What is expected ▸ Will you transcribe the entries that follow, exactly and in full?

---- Records shown

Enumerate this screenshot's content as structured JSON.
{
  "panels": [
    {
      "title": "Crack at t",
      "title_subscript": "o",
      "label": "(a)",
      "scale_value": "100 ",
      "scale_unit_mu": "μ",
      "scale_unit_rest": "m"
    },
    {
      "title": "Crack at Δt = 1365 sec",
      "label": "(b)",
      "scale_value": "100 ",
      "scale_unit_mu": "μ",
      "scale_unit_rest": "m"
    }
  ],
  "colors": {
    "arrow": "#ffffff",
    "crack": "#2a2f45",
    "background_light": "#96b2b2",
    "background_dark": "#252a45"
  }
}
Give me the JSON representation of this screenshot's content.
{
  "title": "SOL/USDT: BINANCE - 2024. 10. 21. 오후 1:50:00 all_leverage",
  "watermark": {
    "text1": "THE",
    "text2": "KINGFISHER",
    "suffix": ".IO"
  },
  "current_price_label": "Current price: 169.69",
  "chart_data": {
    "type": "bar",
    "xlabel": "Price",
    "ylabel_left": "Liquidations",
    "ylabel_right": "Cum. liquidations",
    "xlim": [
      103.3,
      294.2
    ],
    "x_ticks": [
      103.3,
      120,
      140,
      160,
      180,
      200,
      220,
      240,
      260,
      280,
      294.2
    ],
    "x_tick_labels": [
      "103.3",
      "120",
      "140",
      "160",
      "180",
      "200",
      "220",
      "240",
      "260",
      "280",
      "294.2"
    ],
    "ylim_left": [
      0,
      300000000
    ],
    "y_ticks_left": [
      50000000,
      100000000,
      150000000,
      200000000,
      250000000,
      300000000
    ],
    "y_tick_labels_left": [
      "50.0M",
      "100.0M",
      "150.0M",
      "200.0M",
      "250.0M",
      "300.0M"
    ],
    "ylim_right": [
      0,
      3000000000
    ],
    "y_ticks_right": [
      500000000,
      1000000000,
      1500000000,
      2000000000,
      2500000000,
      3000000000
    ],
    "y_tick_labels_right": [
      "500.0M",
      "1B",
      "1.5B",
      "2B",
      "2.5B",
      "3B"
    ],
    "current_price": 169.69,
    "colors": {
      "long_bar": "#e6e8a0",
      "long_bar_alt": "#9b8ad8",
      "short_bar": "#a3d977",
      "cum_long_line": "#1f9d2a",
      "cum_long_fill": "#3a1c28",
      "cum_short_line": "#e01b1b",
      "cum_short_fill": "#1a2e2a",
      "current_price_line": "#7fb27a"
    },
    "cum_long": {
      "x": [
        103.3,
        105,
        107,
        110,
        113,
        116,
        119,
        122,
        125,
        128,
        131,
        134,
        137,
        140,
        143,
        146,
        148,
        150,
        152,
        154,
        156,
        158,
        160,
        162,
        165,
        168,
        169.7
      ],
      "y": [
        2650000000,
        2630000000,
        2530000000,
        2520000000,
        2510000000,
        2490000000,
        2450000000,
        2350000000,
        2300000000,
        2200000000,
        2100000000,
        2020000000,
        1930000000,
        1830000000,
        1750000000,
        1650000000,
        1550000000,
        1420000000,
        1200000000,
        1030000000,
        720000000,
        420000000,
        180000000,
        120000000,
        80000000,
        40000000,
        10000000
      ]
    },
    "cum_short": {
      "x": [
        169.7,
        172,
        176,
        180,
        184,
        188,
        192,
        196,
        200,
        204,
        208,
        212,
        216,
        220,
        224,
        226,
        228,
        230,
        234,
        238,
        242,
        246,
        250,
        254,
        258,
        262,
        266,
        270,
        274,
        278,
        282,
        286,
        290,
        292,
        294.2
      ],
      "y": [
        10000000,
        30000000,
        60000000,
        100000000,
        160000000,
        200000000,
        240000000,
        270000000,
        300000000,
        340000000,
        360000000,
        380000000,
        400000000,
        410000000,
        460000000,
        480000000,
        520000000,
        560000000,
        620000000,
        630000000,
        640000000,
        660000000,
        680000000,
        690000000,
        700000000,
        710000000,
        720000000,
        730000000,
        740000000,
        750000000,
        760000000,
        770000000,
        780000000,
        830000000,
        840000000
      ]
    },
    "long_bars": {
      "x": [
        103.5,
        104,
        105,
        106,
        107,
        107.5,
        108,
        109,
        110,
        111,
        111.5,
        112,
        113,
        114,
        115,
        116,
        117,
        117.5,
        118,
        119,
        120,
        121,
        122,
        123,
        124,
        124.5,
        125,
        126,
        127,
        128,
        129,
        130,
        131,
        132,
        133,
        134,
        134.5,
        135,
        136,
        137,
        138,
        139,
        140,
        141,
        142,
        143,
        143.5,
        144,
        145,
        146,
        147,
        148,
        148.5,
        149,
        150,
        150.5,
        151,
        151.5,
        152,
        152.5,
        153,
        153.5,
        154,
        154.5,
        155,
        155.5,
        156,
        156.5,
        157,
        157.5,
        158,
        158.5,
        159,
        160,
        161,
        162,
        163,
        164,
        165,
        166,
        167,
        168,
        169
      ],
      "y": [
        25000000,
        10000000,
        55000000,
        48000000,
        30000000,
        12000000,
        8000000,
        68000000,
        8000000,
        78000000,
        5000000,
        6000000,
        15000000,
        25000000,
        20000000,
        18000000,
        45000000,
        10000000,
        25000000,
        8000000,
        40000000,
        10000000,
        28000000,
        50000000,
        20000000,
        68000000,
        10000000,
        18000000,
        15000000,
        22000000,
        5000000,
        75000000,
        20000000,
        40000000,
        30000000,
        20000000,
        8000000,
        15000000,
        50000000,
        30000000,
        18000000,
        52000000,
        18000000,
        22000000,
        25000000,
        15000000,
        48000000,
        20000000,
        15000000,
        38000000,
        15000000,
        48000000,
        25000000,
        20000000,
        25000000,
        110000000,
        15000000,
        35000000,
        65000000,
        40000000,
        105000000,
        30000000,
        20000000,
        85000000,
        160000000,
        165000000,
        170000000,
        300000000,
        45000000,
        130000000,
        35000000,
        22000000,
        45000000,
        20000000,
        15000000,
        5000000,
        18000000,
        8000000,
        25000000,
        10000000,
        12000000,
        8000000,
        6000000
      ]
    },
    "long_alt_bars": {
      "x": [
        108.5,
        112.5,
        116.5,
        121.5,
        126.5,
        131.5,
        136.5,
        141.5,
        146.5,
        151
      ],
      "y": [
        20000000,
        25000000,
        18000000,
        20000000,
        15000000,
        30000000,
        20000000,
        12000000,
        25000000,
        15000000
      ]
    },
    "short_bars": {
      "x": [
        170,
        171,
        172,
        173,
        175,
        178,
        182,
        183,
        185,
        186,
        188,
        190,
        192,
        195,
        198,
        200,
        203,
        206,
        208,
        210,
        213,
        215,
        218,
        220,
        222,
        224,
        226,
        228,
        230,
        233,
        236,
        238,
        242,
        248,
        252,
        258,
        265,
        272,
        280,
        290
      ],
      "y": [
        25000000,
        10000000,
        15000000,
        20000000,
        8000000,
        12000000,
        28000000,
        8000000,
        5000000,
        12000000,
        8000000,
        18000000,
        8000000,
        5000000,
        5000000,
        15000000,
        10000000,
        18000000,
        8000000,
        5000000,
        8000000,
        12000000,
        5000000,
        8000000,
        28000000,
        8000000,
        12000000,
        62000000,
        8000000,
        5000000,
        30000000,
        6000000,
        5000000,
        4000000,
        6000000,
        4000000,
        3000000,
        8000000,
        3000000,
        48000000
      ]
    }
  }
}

--------

Solved problem ▸
Enumerate this screenshot's content as structured JSON.
{
  "panels": [
    {
      "title": "Crack at t",
      "title_subscript": "o",
      "label": "(a)",
      "scale_value": "100 ",
      "scale_unit_mu": "μ",
      "scale_unit_rest": "m"
    },
    {
      "title": "Crack at Δt = 1365 sec",
      "label": "(b)",
      "scale_value": "100 ",
      "scale_unit_mu": "μ",
      "scale_unit_rest": "m"
    }
  ],
  "colors": {
    "arrow": "#ffffff",
    "crack": "#2a2f45",
    "background_light": "#96b2b2",
    "background_dark": "#252a45"
  }
}
Give me the JSON representation of this screenshot's content.
{
  "title": "SOL/USDT: BINANCE - 2024. 10. 21. 오후 1:50:00 all_leverage",
  "watermark": {
    "text1": "THE",
    "text2": "KINGFISHER",
    "suffix": ".IO"
  },
  "current_price_label": "Current price: 169.69",
  "chart_data": {
    "type": "bar",
    "xlabel": "Price",
    "ylabel_left": "Liquidations",
    "ylabel_right": "Cum. liquidations",
    "xlim": [
      103.3,
      294.2
    ],
    "x_ticks": [
      103.3,
      120,
      140,
      160,
      180,
      200,
      220,
      240,
      260,
      280,
      294.2
    ],
    "x_tick_labels": [
      "103.3",
      "120",
      "140",
      "160",
      "180",
      "200",
      "220",
      "240",
      "260",
      "280",
      "294.2"
    ],
    "ylim_left": [
      0,
      300000000
    ],
    "y_ticks_left": [
      50000000,
      100000000,
      150000000,
      200000000,
      250000000,
      300000000
    ],
    "y_tick_labels_left": [
      "50.0M",
      "100.0M",
      "150.0M",
      "200.0M",
      "250.0M",
      "300.0M"
    ],
    "ylim_right": [
      0,
      3000000000
    ],
    "y_ticks_right": [
      500000000,
      1000000000,
      1500000000,
      2000000000,
      2500000000,
      3000000000
    ],
    "y_tick_labels_right": [
      "500.0M",
      "1B",
      "1.5B",
      "2B",
      "2.5B",
      "3B"
    ],
    "current_price": 169.69,
    "colors": {
      "long_bar": "#e6e8a0",
      "long_bar_alt": "#9b8ad8",
      "short_bar": "#a3d977",
      "cum_long_line": "#1f9d2a",
      "cum_long_fill": "#3a1c28",
      "cum_short_line": "#e01b1b",
      "cum_short_fill": "#1a2e2a",
      "current_price_line": "#7fb27a"
    },
    "cum_long": {
      "x": [
        103.3,
        105,
        107,
        110,
        113,
        116,
        119,
        122,
        125,
        128,
        131,
        134,
        137,
        140,
        143,
        146,
        148,
        150,
        152,
        154,
        156,
        158,
        160,
        162,
        165,
        168,
        169.7
      ],
      "y": [
        2650000000,
        2630000000,
        2530000000,
        2520000000,
        2510000000,
        2490000000,
        2450000000,
        2350000000,
        2300000000,
        2200000000,
        2100000000,
        2020000000,
        1930000000,
        1830000000,
        1750000000,
        1650000000,
        1550000000,
        1420000000,
        1200000000,
        1030000000,
        720000000,
        420000000,
        180000000,
        120000000,
        80000000,
        40000000,
        10000000
      ]
    },
    "cum_short": {
      "x": [
        169.7,
        172,
        176,
        180,
        184,
        188,
        192,
        196,
        200,
        204,
        208,
        212,
        216,
        220,
        224,
        226,
        228,
        230,
        234,
        238,
        242,
        246,
        250,
        254,
        258,
        262,
        266,
        270,
        274,
        278,
        282,
        286,
        290,
        292,
        294.2
      ],
      "y": [
        10000000,
        30000000,
        60000000,
        100000000,
        160000000,
        200000000,
        240000000,
        270000000,
        300000000,
        340000000,
        360000000,
        380000000,
        400000000,
        410000000,
        460000000,
        480000000,
        520000000,
        560000000,
        620000000,
        630000000,
        640000000,
        660000000,
        680000000,
        690000000,
        700000000,
        710000000,
        720000000,
        730000000,
        740000000,
        750000000,
        760000000,
        770000000,
        780000000,
        830000000,
        840000000
      ]
    },
    "long_bars": {
      "x": [
        103.5,
        104,
        105,
        106,
        107,
        107.5,
        108,
        109,
        110,
        111,
        111.5,
        112,
        113,
        114,
        115,
        116,
        117,
        117.5,
        118,
        119,
        120,
        121,
        122,
        123,
        124,
        124.5,
        125,
        126,
        127,
        128,
        129,
        130,
        131,
        132,
        133,
        134,
        134.5,
        135,
        136,
        137,
        138,
        139,
        140,
        141,
        142,
        143,
        143.5,
        144,
        145,
        146,
        147,
        148,
        148.5,
        149,
        150,
        150.5,
        151,
        151.5,
        152,
        152.5,
        153,
        153.5,
        154,
        154.5,
        155,
        155.5,
        156,
        156.5,
        157,
        157.5,
        158,
        158.5,
        159,
        160,
        161,
        162,
        163,
        164,
        165,
        166,
        167,
        168,
        169
      ],
      "y": [
        25000000,
        10000000,
        55000000,
        48000000,
        30000000,
        12000000,
        8000000,
        68000000,
        8000000,
        78000000,
        5000000,
        6000000,
        15000000,
        25000000,
        20000000,
        18000000,
        45000000,
        10000000,
        25000000,
        8000000,
        40000000,
        10000000,
        28000000,
        50000000,
        20000000,
        68000000,
        10000000,
        18000000,
        15000000,
        22000000,
        5000000,
        75000000,
        20000000,
        40000000,
        30000000,
        20000000,
        8000000,
        15000000,
        50000000,
        30000000,
        18000000,
        52000000,
        18000000,
        22000000,
        25000000,
        15000000,
        48000000,
        20000000,
        15000000,
        38000000,
        15000000,
        48000000,
        25000000,
        20000000,
        25000000,
        110000000,
        15000000,
        35000000,
        65000000,
        40000000,
        105000000,
        30000000,
        20000000,
        85000000,
        160000000,
        165000000,
        170000000,
        300000000,
        45000000,
        130000000,
        35000000,
        22000000,
        45000000,
        20000000,
        15000000,
        5000000,
        18000000,
        8000000,
        25000000,
        10000000,
        12000000,
        8000000,
        6000000
      ]
    },
    "long_alt_bars": {
      "x": [
        108.5,
        112.5,
        116.5,
        121.5,
        126.5,
        131.5,
        136.5,
        141.5,
        146.5,
        151
      ],
      "y": [
        20000000,
        25000000,
        18000000,
        20000000,
        15000000,
        30000000,
        20000000,
        12000000,
        25000000,
        15000000
      ]
    },
    "short_bars": {
      "x": [
        170,
        171,
        172,
        173,
        175,
        178,
        182,
        183,
        185,
        186,
        188,
        190,
        192,
        195,
        198,
        200,
        203,
        206,
        208,
        210,
        213,
        215,
        218,
        220,
        222,
        224,
        226,
        228,
        230,
        233,
        236,
        238,
        242,
        248,
        252,
        258,
        265,
        272,
        280,
        290
      ],
      "y": [
        25000000,
        10000000,
        15000000,
        20000000,
        8000000,
        12000000,
        28000000,
        8000000,
        5000000,
        12000000,
        8000000,
        18000000,
        8000000,
        5000000,
        5000000,
        15000000,
        10000000,
        18000000,
        8000000,
        5000000,
        8000000,
        12000000,
        5000000,
        8000000,
        28000000,
        8000000,
        12000000,
        62000000,
        8000000,
        5000000,
        30000000,
        6000000,
        5000000,
        4000000,
        6000000,
        4000000,
        3000000,
        8000000,
        3000000,
        48000000
      ]
    }
  }
}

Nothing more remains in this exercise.